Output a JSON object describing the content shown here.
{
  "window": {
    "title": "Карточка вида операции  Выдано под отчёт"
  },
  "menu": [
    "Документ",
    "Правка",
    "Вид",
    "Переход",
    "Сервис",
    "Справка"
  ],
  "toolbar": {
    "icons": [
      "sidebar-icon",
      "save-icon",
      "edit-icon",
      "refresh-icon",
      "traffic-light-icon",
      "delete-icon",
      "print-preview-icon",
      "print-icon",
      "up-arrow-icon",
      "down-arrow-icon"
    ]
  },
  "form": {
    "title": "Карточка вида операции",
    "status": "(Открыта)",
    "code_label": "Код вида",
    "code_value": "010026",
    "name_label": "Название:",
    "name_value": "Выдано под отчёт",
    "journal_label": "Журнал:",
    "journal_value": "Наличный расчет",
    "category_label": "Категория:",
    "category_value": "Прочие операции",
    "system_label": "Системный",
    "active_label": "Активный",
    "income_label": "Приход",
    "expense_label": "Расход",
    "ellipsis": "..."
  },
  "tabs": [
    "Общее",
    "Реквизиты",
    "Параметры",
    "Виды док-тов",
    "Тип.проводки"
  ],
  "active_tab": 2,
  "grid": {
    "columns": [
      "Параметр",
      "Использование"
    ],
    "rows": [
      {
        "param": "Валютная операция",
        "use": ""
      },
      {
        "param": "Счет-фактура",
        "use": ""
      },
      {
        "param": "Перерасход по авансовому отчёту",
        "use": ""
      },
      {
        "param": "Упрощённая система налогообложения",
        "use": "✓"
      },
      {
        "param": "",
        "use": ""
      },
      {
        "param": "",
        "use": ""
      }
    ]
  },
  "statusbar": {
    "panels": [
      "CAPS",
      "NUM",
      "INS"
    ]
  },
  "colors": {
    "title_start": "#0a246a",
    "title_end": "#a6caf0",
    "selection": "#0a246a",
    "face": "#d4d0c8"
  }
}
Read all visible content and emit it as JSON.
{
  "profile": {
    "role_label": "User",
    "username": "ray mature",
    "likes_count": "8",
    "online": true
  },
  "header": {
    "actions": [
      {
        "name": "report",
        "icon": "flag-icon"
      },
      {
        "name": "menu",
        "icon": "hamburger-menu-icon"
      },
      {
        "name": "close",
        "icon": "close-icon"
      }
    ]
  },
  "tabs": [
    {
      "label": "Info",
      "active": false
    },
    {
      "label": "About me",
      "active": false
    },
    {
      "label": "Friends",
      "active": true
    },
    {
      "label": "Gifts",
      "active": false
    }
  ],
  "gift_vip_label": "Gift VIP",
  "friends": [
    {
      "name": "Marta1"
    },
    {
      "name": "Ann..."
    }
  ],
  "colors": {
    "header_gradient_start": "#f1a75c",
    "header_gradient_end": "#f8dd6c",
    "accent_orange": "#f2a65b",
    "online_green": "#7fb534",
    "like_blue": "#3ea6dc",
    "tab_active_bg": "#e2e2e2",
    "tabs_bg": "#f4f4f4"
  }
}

- REQUEST:
Read the entries and show each line that mentions "Выдано".

- TASK OUTPUT:
    "title": "Карточка вида операции  Выдано под отчёт"
    "name_value": "Выдано под отчёт",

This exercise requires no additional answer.